TO BE DONE:
Extract every line that contains the string "columns".

[Dataset excerpts]
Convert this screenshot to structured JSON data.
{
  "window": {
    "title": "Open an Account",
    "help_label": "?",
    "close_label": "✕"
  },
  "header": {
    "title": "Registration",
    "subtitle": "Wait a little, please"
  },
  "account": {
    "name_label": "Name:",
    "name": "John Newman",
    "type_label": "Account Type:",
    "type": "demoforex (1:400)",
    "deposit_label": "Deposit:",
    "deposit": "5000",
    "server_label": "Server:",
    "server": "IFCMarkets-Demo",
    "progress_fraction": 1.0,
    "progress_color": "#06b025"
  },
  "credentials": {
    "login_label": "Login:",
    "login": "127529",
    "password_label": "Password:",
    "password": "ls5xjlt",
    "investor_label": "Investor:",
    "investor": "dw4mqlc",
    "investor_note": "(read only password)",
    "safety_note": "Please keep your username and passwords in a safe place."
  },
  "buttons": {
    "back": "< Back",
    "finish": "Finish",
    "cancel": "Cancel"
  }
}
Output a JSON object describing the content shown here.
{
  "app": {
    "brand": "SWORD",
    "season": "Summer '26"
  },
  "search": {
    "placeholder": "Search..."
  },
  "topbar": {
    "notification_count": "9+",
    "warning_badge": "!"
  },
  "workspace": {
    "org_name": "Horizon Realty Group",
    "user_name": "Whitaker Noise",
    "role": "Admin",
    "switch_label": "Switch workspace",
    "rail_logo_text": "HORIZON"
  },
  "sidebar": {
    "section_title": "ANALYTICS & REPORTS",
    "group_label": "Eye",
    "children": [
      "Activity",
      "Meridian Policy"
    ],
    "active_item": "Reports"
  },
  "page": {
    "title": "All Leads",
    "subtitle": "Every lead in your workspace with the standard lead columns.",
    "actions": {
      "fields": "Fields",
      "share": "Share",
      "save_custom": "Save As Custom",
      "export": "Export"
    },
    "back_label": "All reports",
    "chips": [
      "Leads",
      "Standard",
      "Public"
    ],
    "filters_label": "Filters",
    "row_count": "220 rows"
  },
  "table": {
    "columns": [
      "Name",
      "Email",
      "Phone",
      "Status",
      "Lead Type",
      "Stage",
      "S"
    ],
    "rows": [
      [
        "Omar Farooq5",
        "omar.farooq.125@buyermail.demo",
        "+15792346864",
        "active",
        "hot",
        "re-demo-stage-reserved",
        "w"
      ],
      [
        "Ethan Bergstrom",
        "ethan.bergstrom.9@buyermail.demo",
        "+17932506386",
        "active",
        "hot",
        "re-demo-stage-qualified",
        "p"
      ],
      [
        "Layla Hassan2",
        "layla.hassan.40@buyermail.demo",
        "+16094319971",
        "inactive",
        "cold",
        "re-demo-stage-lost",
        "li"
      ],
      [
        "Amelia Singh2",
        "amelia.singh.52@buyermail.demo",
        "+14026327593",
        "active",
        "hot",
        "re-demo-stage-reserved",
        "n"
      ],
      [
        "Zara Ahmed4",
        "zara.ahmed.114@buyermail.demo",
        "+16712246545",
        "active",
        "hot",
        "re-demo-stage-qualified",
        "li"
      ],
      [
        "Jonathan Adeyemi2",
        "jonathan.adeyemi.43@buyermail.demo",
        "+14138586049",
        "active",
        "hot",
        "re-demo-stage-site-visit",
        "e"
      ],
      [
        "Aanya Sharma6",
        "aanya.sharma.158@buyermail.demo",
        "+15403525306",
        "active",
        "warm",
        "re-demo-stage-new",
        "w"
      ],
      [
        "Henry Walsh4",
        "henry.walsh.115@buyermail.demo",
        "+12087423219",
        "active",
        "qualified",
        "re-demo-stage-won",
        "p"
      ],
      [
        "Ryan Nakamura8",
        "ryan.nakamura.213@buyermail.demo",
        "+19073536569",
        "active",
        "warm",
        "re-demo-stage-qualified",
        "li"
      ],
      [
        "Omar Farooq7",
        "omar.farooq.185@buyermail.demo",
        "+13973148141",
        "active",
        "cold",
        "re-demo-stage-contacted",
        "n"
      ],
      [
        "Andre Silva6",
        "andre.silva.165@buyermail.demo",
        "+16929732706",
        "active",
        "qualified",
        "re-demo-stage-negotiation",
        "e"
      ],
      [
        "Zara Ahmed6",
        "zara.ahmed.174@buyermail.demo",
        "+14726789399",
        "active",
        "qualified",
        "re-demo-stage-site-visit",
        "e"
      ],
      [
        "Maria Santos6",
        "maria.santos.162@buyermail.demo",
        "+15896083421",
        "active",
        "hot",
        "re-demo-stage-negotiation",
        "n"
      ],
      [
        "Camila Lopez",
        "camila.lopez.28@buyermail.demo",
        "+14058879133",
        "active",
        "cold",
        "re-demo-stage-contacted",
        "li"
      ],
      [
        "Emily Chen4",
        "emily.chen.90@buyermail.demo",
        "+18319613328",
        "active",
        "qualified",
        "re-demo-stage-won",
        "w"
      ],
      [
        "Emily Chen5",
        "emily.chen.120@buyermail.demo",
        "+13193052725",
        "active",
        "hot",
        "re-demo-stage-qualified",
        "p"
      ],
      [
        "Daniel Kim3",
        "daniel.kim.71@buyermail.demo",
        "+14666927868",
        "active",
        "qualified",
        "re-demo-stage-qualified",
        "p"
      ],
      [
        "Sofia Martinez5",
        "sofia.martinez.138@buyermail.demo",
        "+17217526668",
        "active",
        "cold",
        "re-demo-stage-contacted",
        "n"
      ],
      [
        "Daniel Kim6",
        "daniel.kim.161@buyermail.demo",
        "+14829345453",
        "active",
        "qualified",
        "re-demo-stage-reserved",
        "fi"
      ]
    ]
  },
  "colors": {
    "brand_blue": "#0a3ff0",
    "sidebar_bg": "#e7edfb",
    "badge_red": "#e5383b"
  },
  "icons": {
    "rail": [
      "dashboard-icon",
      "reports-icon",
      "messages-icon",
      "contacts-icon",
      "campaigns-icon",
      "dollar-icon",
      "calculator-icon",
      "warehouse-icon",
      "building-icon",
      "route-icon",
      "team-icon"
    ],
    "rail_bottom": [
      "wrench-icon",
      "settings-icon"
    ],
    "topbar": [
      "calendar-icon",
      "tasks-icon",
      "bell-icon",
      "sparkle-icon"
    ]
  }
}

SOLUTION TO THE PROBLEM:
    "subtitle": "Every lead in your workspace with the standard lead columns.",
    "columns": [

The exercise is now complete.